_PROVIDED DATA_:

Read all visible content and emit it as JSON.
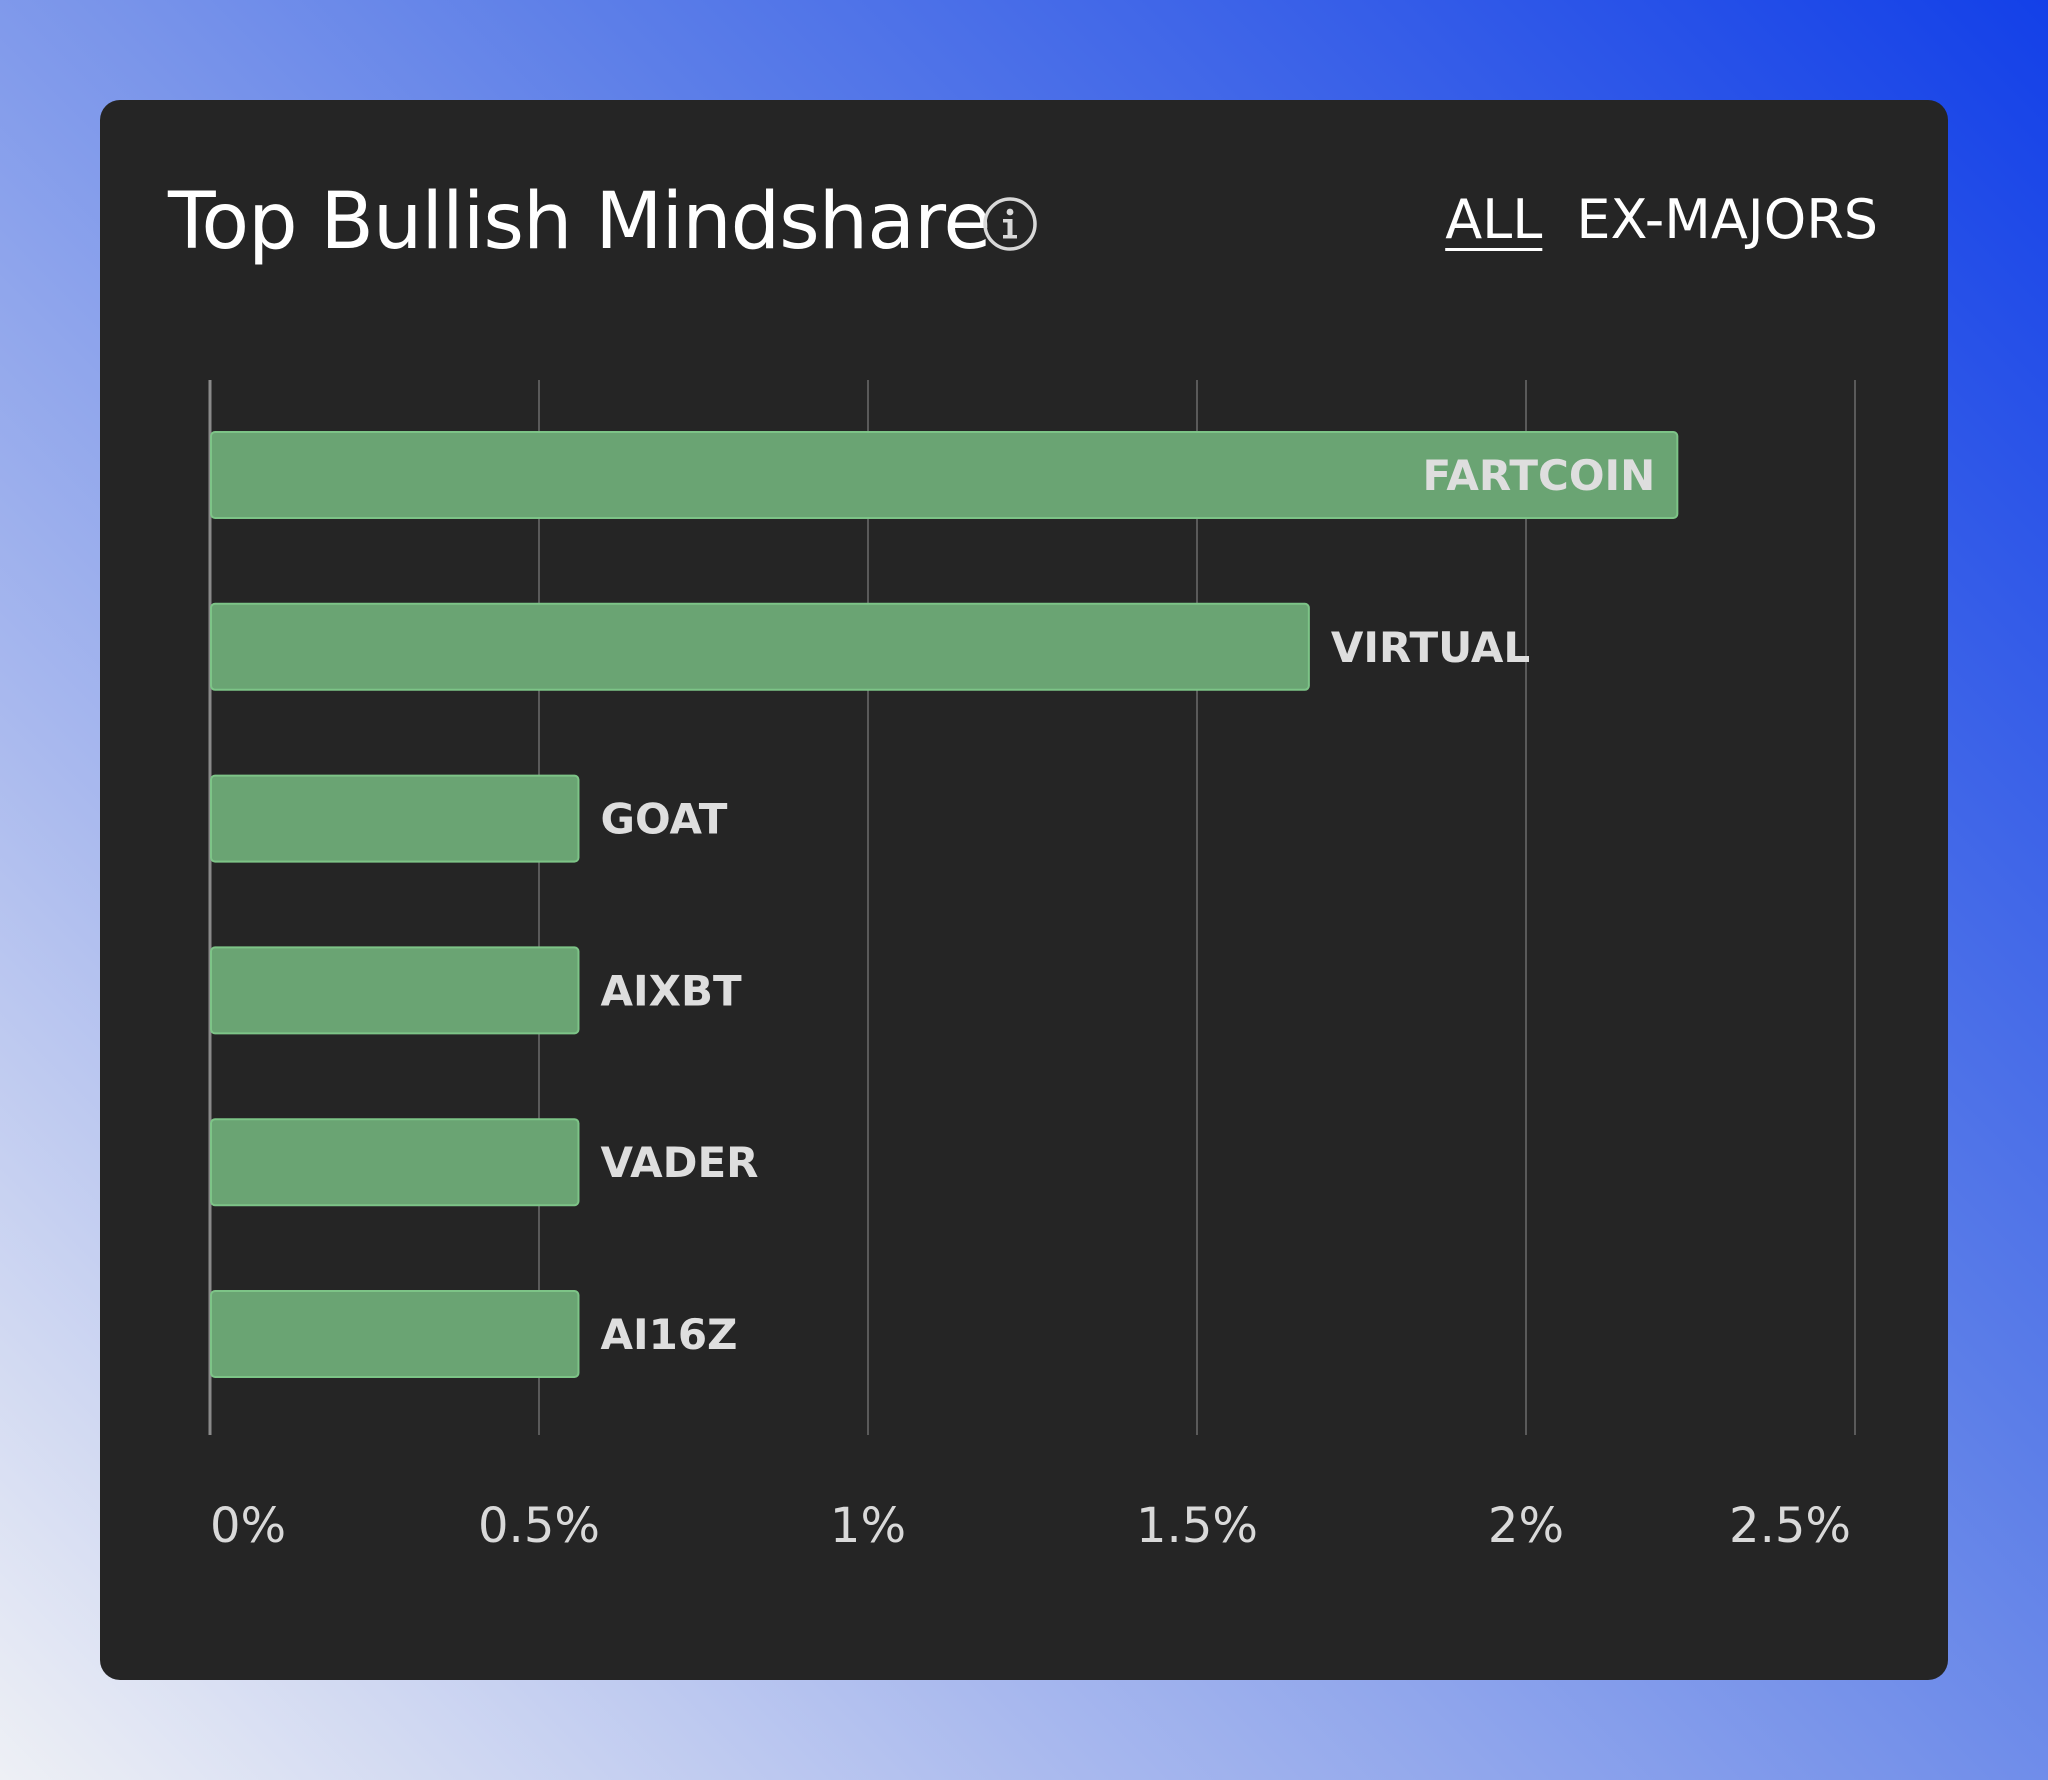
{
  "header": {
    "title": "Top Bullish Mindshare",
    "filters": [
      {
        "label": "ALL",
        "active": true
      },
      {
        "label": "EX-MAJORS",
        "active": false
      }
    ]
  },
  "icons": {
    "info": "info-icon"
  },
  "colors": {
    "bar_fill": "#6aa473",
    "bar_stroke": "#7dc487",
    "grid": "#5a5a5a",
    "axis": "#8a8a8a",
    "label": "#dedede",
    "tick": "#d9d9d9"
  },
  "chart_data": {
    "type": "bar",
    "orientation": "horizontal",
    "categories": [
      "FARTCOIN",
      "VIRTUAL",
      "GOAT",
      "AIXBT",
      "VADER",
      "AI16Z"
    ],
    "values": [
      2.23,
      1.67,
      0.56,
      0.56,
      0.56,
      0.56
    ],
    "xlim": [
      0,
      2.5
    ],
    "xticks": [
      0,
      0.5,
      1,
      1.5,
      2,
      2.5
    ],
    "xtick_labels": [
      "0%",
      "0.5%",
      "1%",
      "1.5%",
      "2%",
      "2.5%"
    ],
    "grid": true,
    "legend": false
  }
}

_SET PROBLEM_:
Output all the records, word for word, with no pictures in the copy.

_ANSWER FOR THIS EXERCISE_:
Read all visible content and emit it as JSON.
{
  "header": {
    "title": "Top Bullish Mindshare",
    "filters": [
      {
        "label": "ALL",
        "active": true
      },
      {
        "label": "EX-MAJORS",
        "active": false
      }
    ]
  },
  "icons": {
    "info": "info-icon"
  },
  "colors": {
    "bar_fill": "#6aa473",
    "bar_stroke": "#7dc487",
    "grid": "#5a5a5a",
    "axis": "#8a8a8a",
    "label": "#dedede",
    "tick": "#d9d9d9"
  },
  "chart_data": {
    "type": "bar",
    "orientation": "horizontal",
    "categories": [
      "FARTCOIN",
      "VIRTUAL",
      "GOAT",
      "AIXBT",
      "VADER",
      "AI16Z"
    ],
    "values": [
      2.23,
      1.67,
      0.56,
      0.56,
      0.56,
      0.56
    ],
    "xlim": [
      0,
      2.5
    ],
    "xticks": [
      0,
      0.5,
      1,
      1.5,
      2,
      2.5
    ],
    "xtick_labels": [
      "0%",
      "0.5%",
      "1%",
      "1.5%",
      "2%",
      "2.5%"
    ],
    "grid": true,
    "legend": false
  }
}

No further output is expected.